• _Dataset extract_:
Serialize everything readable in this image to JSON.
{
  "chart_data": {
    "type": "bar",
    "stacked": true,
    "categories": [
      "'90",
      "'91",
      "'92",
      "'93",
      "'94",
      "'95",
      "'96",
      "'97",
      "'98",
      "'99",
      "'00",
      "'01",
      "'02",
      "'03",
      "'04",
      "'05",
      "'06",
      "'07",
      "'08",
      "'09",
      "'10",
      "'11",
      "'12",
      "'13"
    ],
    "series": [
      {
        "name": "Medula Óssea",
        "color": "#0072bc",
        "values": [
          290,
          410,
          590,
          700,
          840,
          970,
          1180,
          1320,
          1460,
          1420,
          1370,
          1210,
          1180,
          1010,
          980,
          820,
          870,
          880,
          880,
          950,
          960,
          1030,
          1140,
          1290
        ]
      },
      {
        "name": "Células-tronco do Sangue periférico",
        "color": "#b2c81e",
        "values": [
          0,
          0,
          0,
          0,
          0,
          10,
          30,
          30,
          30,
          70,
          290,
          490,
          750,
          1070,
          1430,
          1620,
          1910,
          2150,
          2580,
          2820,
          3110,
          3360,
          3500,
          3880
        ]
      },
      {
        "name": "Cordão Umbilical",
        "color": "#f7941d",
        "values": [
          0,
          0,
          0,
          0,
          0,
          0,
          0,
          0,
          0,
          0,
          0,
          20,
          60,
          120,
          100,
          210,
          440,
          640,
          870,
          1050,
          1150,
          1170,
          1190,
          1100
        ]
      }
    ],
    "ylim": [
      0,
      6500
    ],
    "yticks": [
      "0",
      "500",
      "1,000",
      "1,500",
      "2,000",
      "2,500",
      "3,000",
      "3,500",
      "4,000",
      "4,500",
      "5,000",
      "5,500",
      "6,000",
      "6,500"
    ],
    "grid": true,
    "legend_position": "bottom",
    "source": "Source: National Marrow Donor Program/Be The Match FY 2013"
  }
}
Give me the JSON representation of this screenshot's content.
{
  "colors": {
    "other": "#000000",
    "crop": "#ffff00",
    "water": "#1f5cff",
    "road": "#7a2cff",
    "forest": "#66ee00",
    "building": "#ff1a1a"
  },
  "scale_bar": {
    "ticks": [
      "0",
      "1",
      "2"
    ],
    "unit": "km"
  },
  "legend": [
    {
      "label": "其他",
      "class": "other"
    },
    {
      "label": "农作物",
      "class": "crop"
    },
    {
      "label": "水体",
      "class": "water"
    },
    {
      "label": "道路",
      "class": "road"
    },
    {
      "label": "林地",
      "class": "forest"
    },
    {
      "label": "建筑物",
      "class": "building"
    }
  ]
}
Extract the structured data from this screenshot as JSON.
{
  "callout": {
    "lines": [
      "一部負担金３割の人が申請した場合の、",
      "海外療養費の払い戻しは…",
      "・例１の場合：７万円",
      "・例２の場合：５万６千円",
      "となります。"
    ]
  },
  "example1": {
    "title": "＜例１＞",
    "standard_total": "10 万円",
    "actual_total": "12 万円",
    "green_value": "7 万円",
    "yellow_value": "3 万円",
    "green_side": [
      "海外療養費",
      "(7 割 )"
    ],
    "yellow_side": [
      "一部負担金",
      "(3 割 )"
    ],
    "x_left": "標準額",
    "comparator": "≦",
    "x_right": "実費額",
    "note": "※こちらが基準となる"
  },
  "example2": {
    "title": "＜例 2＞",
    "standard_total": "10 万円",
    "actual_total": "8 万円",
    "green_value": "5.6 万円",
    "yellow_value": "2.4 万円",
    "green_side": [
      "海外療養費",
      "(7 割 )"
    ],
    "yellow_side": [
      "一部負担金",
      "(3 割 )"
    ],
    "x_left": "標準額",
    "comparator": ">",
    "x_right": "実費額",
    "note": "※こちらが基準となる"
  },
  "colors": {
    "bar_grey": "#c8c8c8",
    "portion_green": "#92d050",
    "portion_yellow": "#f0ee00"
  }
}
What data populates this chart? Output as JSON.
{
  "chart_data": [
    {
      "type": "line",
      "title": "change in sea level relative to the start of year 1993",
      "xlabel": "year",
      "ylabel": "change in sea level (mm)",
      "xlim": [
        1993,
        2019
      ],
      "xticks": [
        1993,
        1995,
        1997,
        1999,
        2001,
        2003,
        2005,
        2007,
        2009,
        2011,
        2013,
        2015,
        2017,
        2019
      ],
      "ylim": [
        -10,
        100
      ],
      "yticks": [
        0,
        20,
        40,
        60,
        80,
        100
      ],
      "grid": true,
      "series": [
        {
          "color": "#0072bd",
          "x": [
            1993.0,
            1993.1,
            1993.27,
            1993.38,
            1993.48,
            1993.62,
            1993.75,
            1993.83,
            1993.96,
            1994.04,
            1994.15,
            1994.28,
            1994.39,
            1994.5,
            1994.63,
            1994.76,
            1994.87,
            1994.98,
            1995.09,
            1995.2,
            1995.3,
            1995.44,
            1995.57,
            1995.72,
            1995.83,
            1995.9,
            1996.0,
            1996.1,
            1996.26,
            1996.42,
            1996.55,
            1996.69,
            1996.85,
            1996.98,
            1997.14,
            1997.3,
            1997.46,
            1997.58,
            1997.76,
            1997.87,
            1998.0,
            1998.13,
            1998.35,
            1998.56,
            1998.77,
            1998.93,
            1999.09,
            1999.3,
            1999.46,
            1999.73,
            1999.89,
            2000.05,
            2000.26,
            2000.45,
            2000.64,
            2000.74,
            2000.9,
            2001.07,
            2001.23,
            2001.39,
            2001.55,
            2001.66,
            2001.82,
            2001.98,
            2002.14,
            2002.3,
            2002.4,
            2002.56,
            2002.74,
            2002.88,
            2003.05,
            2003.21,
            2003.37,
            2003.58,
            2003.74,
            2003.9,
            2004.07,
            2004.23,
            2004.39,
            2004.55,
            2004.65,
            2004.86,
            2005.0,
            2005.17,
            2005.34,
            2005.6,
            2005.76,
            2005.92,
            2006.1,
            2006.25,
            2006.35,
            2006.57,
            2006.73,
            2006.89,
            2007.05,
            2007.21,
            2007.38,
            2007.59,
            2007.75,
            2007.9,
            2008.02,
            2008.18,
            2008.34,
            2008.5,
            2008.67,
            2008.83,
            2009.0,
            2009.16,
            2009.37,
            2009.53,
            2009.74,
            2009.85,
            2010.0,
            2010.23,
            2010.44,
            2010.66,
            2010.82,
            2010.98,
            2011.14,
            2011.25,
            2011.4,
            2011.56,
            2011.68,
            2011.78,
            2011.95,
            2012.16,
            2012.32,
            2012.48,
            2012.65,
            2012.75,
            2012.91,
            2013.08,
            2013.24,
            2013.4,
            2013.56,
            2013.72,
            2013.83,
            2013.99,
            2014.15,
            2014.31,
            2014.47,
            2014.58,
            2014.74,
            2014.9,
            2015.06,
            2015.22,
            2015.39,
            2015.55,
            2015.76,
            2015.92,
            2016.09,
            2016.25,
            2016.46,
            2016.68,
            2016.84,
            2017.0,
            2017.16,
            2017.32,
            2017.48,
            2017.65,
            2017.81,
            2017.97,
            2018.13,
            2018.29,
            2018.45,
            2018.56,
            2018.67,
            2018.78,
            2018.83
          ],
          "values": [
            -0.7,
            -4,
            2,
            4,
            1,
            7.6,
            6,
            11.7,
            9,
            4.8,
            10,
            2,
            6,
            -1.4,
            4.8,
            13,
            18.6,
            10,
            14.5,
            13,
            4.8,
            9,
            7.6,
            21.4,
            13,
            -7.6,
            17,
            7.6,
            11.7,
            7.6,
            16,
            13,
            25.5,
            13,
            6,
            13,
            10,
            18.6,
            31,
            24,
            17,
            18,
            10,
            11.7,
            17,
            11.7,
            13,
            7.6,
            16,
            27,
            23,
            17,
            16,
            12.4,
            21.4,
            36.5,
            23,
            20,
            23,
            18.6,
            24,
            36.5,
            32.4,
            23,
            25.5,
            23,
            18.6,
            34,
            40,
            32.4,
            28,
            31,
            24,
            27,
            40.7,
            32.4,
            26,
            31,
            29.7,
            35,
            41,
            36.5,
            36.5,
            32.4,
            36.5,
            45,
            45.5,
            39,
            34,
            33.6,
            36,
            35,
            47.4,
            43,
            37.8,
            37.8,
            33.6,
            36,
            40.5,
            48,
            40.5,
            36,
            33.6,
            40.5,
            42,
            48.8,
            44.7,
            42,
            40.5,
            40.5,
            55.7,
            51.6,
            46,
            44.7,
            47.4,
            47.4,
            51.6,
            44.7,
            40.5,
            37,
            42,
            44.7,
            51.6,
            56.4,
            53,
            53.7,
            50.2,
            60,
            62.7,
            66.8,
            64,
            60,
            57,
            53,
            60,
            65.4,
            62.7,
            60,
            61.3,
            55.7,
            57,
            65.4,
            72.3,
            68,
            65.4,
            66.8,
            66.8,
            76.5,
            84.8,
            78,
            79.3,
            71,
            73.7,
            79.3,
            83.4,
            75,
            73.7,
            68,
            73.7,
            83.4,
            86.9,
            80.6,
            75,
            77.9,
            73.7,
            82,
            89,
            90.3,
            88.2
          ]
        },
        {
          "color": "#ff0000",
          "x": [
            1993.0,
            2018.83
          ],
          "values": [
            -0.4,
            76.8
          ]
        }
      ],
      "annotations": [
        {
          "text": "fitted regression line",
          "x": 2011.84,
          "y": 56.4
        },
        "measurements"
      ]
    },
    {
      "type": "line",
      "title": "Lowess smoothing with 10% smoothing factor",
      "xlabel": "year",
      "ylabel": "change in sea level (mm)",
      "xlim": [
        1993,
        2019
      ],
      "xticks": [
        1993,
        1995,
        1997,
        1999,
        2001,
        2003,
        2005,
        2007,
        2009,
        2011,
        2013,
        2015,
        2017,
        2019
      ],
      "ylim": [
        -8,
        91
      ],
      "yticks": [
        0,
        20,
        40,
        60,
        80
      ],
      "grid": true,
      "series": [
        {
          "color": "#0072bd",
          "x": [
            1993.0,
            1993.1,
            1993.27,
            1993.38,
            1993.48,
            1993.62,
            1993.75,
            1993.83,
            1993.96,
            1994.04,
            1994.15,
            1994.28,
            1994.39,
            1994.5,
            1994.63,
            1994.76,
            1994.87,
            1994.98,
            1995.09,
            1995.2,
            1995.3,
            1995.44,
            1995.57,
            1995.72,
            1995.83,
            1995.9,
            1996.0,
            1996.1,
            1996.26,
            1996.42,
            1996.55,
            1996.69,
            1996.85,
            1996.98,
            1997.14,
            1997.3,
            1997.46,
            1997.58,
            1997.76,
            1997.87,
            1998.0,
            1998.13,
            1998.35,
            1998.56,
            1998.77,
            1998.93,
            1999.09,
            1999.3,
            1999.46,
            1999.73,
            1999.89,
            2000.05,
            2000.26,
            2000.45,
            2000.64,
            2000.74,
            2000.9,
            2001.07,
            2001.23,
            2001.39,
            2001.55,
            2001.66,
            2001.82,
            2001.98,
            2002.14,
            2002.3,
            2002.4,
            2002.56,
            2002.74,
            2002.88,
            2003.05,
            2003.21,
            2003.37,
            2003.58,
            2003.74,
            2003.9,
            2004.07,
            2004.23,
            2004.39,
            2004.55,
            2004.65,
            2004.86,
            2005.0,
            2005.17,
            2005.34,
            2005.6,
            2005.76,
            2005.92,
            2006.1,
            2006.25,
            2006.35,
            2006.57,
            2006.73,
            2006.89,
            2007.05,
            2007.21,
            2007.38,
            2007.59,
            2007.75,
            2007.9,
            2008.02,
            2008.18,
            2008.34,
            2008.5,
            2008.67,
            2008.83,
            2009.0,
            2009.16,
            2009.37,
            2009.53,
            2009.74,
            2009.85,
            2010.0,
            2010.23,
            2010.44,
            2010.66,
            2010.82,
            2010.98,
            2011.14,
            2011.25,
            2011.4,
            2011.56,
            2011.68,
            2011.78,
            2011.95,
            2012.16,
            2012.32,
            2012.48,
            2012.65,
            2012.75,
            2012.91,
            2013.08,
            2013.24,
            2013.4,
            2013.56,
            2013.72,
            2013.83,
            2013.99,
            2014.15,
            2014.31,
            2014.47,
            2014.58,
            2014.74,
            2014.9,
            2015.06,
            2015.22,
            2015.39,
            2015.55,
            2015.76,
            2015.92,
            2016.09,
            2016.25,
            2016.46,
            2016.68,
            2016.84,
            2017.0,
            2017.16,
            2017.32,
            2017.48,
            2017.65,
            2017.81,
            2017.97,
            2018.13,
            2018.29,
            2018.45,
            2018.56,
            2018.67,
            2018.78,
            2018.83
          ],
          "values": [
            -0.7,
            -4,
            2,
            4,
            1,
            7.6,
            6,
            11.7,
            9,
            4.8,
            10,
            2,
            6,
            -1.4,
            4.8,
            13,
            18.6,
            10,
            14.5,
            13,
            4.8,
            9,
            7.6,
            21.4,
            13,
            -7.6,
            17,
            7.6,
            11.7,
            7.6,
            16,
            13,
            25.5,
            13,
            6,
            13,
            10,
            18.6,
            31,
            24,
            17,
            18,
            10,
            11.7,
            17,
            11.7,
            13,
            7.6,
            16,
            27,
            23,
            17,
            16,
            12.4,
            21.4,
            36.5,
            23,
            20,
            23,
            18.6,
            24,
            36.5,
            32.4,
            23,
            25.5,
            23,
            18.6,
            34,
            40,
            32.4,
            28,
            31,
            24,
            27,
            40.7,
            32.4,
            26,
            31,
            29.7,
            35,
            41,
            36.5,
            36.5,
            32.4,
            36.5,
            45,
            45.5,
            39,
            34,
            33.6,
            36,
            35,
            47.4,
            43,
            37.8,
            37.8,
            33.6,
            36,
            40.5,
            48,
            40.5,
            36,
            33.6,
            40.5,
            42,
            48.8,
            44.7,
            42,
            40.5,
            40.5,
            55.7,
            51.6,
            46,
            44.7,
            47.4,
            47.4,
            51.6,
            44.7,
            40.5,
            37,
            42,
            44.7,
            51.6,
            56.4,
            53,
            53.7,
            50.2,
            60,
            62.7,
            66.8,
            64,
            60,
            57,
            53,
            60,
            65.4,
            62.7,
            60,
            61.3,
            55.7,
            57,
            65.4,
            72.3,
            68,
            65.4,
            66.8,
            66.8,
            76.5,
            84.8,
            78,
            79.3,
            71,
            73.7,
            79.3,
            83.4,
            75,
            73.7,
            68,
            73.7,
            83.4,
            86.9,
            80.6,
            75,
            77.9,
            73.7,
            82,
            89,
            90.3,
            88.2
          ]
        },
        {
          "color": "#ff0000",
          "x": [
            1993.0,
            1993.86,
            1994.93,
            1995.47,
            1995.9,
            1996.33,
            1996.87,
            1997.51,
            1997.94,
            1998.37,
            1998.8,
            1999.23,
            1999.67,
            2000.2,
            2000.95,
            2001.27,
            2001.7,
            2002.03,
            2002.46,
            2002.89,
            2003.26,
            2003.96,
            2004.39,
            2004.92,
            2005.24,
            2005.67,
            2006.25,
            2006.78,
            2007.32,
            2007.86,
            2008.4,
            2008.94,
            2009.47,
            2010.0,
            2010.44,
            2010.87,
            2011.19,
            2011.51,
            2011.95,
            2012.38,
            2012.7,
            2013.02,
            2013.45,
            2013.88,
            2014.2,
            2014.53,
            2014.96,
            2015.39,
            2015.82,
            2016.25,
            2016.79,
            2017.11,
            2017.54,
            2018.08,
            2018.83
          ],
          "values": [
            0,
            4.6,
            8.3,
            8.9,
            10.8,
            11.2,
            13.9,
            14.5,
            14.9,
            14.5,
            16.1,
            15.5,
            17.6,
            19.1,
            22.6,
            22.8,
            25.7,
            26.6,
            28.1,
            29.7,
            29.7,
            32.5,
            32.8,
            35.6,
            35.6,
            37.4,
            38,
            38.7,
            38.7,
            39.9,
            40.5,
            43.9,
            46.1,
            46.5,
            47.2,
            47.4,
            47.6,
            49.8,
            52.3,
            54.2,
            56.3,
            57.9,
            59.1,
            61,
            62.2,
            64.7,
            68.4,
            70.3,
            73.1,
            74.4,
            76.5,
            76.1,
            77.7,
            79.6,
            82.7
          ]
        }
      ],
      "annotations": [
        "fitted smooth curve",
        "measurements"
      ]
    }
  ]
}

• _To do_:
Find each line holding "screenshot". Copy it out.

• _In response_:
Give me the JSON representation of this screenshot's content.
Extract the structured data from this screenshot as JSON.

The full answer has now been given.